TASK OBJECTIVE: Copy each line in the data that includes the word "Year".

MATERIAL:
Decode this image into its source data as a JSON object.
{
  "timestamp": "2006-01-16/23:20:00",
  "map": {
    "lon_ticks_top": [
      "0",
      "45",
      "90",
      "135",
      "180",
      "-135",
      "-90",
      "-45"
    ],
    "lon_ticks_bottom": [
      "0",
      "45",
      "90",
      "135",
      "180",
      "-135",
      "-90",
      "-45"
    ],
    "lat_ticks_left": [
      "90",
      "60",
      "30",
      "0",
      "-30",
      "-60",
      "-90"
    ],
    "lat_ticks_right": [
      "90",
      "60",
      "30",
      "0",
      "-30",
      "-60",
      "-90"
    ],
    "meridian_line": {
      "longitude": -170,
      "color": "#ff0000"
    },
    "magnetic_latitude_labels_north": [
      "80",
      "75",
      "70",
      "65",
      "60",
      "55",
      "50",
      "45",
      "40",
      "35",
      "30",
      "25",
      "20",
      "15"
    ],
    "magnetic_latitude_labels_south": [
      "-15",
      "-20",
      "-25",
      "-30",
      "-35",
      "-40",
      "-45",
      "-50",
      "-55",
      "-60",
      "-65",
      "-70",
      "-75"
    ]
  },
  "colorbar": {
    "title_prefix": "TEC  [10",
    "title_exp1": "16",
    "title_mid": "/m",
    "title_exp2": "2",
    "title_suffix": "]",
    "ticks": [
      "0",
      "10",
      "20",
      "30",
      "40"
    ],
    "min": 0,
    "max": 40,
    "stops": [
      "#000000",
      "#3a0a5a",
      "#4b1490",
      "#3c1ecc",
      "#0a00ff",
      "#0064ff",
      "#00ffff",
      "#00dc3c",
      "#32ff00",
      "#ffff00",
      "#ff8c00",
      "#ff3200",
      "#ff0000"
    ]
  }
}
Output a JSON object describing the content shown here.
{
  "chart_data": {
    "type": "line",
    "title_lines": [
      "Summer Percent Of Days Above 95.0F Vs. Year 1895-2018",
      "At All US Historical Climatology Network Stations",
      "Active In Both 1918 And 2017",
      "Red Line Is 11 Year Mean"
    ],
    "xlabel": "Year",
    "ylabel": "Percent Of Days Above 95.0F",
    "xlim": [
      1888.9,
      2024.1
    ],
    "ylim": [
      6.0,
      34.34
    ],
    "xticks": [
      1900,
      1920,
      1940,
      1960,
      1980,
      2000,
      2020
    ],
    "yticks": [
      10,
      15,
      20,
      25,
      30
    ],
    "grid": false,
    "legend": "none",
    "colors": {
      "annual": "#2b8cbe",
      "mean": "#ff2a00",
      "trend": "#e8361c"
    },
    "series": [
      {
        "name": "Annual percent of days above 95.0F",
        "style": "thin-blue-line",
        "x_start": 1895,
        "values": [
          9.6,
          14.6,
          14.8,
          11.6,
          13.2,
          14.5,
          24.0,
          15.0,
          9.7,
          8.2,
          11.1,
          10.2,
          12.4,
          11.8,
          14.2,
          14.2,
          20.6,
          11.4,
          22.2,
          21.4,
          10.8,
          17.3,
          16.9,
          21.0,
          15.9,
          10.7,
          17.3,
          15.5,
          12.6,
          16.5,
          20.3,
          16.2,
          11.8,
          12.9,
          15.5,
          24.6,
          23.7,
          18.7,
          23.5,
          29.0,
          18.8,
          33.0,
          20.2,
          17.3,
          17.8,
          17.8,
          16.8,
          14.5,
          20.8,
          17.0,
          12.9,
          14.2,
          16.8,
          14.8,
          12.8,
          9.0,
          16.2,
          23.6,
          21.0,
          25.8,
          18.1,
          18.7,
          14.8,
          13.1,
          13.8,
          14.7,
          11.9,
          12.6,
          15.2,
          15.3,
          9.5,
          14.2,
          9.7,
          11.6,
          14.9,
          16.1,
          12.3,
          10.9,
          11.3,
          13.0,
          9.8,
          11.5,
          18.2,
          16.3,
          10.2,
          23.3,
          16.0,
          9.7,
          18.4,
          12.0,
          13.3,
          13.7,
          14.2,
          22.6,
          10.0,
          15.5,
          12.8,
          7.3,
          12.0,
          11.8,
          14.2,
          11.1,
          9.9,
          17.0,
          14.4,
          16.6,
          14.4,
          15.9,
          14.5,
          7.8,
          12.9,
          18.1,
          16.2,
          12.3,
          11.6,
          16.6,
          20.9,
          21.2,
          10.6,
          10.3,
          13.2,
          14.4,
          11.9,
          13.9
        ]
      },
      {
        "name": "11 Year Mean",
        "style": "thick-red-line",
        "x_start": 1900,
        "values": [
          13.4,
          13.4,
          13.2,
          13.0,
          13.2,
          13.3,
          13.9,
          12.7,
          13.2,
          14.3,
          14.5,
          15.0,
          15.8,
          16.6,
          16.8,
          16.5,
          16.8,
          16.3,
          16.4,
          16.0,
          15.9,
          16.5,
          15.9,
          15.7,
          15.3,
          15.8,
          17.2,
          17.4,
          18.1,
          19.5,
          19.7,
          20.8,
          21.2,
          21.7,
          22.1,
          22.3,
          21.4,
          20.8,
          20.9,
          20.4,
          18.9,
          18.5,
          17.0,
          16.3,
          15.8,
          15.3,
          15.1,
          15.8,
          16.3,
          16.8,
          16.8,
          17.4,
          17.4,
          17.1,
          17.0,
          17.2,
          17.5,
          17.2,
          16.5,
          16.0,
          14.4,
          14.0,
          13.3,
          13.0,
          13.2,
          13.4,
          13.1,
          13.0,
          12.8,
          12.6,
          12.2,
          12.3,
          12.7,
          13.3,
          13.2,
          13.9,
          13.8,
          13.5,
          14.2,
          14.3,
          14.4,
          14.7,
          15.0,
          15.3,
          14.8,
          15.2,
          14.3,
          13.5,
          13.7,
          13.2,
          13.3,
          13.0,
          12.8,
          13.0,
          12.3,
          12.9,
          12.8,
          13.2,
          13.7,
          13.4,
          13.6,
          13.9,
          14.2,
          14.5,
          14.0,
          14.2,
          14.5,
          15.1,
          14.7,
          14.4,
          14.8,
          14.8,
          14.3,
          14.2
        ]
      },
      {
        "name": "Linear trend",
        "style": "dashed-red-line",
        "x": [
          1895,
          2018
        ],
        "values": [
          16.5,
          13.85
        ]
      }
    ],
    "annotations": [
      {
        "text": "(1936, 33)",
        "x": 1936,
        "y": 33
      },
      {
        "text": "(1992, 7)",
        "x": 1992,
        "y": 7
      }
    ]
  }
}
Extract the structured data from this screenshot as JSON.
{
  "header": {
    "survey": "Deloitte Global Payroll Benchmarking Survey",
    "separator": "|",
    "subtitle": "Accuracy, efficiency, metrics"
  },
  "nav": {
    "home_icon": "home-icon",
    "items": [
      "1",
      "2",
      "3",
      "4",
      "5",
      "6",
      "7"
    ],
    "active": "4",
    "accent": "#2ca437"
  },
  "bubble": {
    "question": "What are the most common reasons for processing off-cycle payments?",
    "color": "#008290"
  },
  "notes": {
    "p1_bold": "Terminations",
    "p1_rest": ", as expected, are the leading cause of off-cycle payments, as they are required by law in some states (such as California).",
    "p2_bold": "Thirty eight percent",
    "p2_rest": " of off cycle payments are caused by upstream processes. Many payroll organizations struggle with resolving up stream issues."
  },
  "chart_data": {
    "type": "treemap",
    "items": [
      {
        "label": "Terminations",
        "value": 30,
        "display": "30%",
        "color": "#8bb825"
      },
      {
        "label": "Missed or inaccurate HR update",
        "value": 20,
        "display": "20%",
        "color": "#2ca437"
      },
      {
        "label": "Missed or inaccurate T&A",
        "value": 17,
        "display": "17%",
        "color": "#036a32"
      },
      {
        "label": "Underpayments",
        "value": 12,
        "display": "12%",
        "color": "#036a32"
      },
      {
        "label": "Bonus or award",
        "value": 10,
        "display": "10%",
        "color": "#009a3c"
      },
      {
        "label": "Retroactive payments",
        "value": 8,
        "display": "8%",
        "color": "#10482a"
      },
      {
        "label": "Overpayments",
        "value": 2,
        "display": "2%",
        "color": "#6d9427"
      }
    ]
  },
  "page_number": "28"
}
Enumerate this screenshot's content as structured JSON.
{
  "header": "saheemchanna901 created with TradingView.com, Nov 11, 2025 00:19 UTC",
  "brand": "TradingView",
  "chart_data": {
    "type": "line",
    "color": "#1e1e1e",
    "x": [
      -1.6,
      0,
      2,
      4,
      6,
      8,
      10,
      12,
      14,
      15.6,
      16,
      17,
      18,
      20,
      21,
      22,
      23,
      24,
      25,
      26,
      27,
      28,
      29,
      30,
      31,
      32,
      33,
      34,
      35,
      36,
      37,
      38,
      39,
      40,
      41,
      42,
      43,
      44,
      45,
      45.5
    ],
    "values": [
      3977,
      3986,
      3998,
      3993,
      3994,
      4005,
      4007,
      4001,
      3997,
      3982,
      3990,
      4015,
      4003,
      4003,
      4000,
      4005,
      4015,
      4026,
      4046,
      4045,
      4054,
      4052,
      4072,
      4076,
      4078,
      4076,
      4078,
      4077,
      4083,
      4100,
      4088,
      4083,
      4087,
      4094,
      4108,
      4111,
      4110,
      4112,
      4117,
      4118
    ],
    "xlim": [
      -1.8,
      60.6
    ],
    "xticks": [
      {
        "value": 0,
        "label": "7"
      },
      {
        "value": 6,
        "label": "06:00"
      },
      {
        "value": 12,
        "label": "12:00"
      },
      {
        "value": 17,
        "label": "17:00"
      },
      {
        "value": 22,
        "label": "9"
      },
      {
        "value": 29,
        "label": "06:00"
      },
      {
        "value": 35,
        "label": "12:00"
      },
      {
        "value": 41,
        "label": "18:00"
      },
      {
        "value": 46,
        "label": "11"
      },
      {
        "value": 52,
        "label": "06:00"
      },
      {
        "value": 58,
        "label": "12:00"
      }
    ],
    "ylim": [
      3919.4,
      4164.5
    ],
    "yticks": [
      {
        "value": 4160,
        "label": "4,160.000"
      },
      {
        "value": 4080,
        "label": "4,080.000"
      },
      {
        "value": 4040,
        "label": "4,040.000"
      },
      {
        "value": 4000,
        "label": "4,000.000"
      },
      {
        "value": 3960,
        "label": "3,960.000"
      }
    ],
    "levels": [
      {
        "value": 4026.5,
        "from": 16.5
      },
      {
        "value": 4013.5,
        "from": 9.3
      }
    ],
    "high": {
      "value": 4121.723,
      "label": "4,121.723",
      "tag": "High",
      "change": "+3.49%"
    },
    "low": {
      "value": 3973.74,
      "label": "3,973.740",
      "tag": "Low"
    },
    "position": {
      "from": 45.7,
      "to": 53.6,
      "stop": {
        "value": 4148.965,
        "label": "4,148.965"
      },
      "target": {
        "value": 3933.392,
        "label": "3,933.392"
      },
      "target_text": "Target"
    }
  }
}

THE RESULT:
      "Summer Percent Of Days Above 95.0F Vs. Year 1895-2018",
      "Red Line Is 11 Year Mean"
    "xlabel": "Year",
        "name": "11 Year Mean",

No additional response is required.